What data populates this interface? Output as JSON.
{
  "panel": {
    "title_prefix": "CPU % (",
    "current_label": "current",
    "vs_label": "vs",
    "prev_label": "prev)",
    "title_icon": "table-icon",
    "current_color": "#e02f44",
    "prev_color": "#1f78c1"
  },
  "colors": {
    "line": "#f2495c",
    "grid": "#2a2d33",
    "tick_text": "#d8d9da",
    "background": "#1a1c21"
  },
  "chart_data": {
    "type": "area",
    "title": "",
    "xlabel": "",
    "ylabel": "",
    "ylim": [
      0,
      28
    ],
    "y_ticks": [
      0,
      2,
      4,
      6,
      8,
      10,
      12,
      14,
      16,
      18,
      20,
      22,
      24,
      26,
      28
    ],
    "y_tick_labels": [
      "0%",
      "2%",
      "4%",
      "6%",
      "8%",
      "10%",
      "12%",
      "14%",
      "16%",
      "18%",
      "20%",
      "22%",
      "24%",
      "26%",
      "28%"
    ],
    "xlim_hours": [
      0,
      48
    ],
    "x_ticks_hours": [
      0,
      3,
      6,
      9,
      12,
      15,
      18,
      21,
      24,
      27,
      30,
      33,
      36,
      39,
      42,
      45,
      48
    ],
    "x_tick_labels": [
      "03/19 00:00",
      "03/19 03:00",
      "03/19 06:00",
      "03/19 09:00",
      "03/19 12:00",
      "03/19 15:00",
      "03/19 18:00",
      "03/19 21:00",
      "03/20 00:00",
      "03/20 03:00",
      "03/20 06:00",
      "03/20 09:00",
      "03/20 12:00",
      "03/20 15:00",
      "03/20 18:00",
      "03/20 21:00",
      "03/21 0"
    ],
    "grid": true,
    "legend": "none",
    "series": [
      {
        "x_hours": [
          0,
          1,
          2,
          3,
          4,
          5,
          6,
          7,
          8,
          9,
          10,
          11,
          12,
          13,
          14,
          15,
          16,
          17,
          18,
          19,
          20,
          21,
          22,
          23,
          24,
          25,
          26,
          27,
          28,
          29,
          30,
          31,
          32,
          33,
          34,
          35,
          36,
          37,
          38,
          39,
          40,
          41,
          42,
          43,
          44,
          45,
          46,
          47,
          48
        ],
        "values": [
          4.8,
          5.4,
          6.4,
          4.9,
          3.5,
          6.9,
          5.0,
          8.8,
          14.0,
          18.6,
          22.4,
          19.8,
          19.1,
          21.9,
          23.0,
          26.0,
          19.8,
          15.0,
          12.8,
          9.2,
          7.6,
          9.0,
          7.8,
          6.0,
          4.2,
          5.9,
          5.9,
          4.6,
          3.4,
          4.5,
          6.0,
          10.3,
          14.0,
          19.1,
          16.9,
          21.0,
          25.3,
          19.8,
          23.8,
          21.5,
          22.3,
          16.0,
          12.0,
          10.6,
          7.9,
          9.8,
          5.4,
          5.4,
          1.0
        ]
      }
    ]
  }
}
+ + + +
Each record above should be repeated exactly as it appears.

What data populates this interface? Output as JSON.
{
  "panel": {
    "title_prefix": "CPU % (",
    "current_label": "current",
    "vs_label": "vs",
    "prev_label": "prev)",
    "title_icon": "table-icon",
    "current_color": "#e02f44",
    "prev_color": "#1f78c1"
  },
  "colors": {
    "line": "#f2495c",
    "grid": "#2a2d33",
    "tick_text": "#d8d9da",
    "background": "#1a1c21"
  },
  "chart_data": {
    "type": "area",
    "title": "",
    "xlabel": "",
    "ylabel": "",
    "ylim": [
      0,
      28
    ],
    "y_ticks": [
      0,
      2,
      4,
      6,
      8,
      10,
      12,
      14,
      16,
      18,
      20,
      22,
      24,
      26,
      28
    ],
    "y_tick_labels": [
      "0%",
      "2%",
      "4%",
      "6%",
      "8%",
      "10%",
      "12%",
      "14%",
      "16%",
      "18%",
      "20%",
      "22%",
      "24%",
      "26%",
      "28%"
    ],
    "xlim_hours": [
      0,
      48
    ],
    "x_ticks_hours": [
      0,
      3,
      6,
      9,
      12,
      15,
      18,
      21,
      24,
      27,
      30,
      33,
      36,
      39,
      42,
      45,
      48
    ],
    "x_tick_labels": [
      "03/19 00:00",
      "03/19 03:00",
      "03/19 06:00",
      "03/19 09:00",
      "03/19 12:00",
      "03/19 15:00",
      "03/19 18:00",
      "03/19 21:00",
      "03/20 00:00",
      "03/20 03:00",
      "03/20 06:00",
      "03/20 09:00",
      "03/20 12:00",
      "03/20 15:00",
      "03/20 18:00",
      "03/20 21:00",
      "03/21 0"
    ],
    "grid": true,
    "legend": "none",
    "series": [
      {
        "x_hours": [
          0,
          1,
          2,
          3,
          4,
          5,
          6,
          7,
          8,
          9,
          10,
          11,
          12,
          13,
          14,
          15,
          16,
          17,
          18,
          19,
          20,
          21,
          22,
          23,
          24,
          25,
          26,
          27,
          28,
          29,
          30,
          31,
          32,
          33,
          34,
          35,
          36,
          37,
          38,
          39,
          40,
          41,
          42,
          43,
          44,
          45,
          46,
          47,
          48
        ],
        "values": [
          4.8,
          5.4,
          6.4,
          4.9,
          3.5,
          6.9,
          5.0,
          8.8,
          14.0,
          18.6,
          22.4,
          19.8,
          19.1,
          21.9,
          23.0,
          26.0,
          19.8,
          15.0,
          12.8,
          9.2,
          7.6,
          9.0,
          7.8,
          6.0,
          4.2,
          5.9,
          5.9,
          4.6,
          3.4,
          4.5,
          6.0,
          10.3,
          14.0,
          19.1,
          16.9,
          21.0,
          25.3,
          19.8,
          23.8,
          21.5,
          22.3,
          16.0,
          12.0,
          10.6,
          7.9,
          9.8,
          5.4,
          5.4,
          1.0
        ]
      }
    ]
  }
}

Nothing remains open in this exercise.